◆ TASK TO CARRY OUT ◆
Count how many lines hold the word "Acelerar" and give that number as the whole answer.

◆ MATERIAL SHOWN ◆
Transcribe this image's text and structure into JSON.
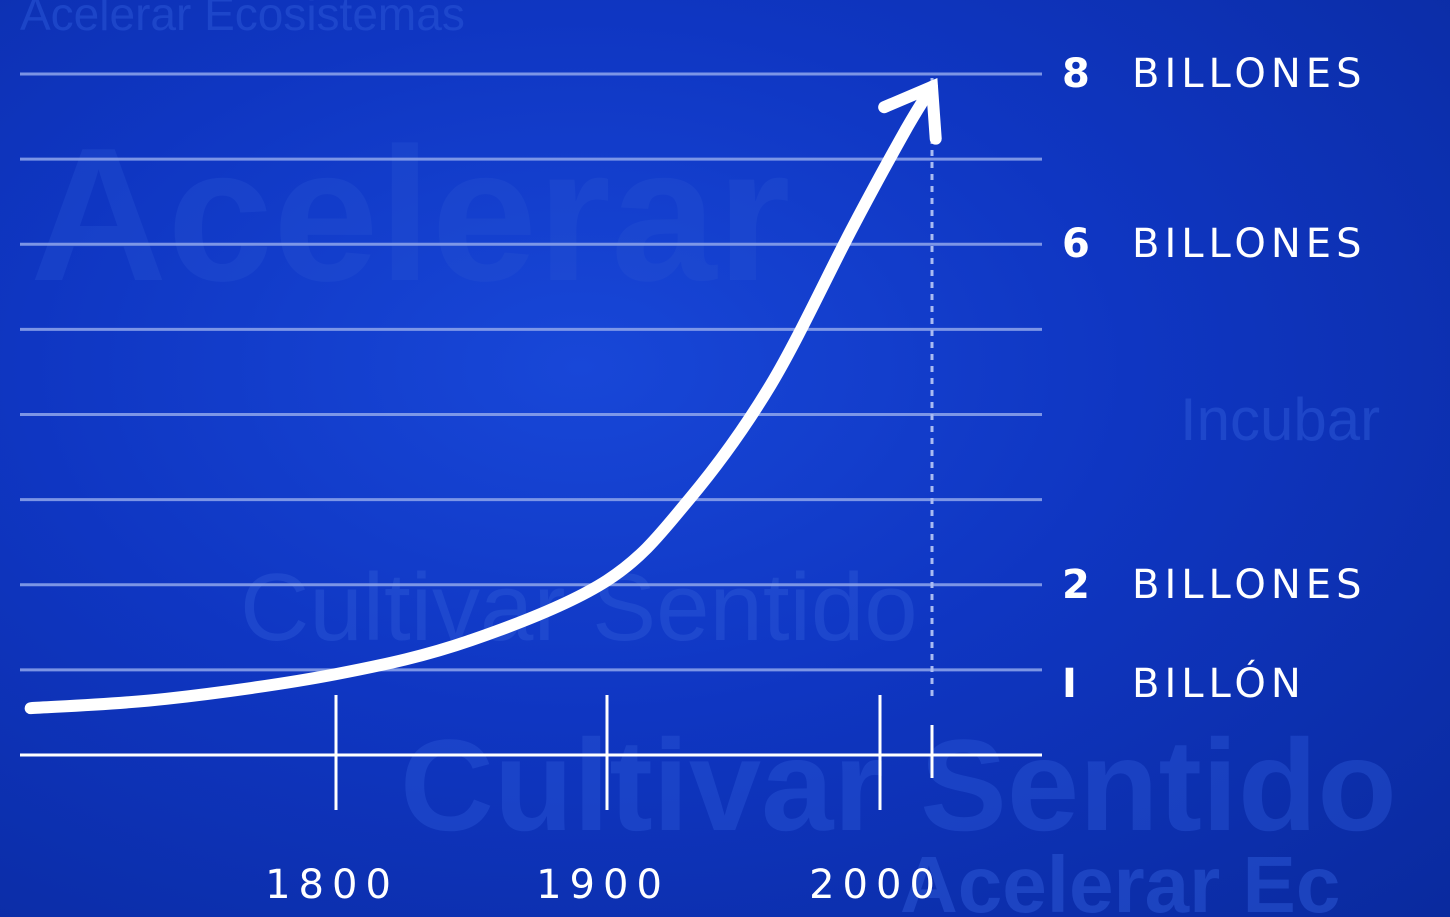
{
  "background": {
    "color": "#0f36c2",
    "watermark_words": [
      "Acelerar Ecosistemas",
      "Acelerar",
      "Cultivar Sentido",
      "Cultivar Sentido",
      "Incubar",
      "Acelerar Ec"
    ]
  },
  "chart_data": {
    "type": "line",
    "title": "",
    "xlabel": "",
    "ylabel": "",
    "x_ticks": [
      1800,
      1900,
      2000
    ],
    "x_tick_labels": [
      "1800",
      "1900",
      "2000"
    ],
    "extra_tick": 2020,
    "xlim": [
      1690,
      2060
    ],
    "ylim": [
      0,
      8.4
    ],
    "y_labels": [
      {
        "value": 8,
        "num": "8",
        "unit": "BILLONES"
      },
      {
        "value": 6,
        "num": "6",
        "unit": "BILLONES"
      },
      {
        "value": 2,
        "num": "2",
        "unit": "BILLONES"
      },
      {
        "value": 1,
        "num": "I",
        "unit": "BILLÓN"
      }
    ],
    "gridlines": [
      8,
      7,
      6,
      5,
      4,
      3,
      2,
      1
    ],
    "series": [
      {
        "x": [
          1692,
          1740,
          1800,
          1850,
          1900,
          1930,
          1960,
          1990,
          2010,
          2020
        ],
        "y": [
          0.55,
          0.66,
          0.95,
          1.35,
          2.05,
          3.0,
          4.35,
          6.2,
          7.35,
          7.85
        ]
      }
    ],
    "reference_line_x": 2020,
    "line_color": "#ffffff",
    "grid_color": "#8fa6ec"
  }
}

◆ EXPECTED ANSWER ◆
3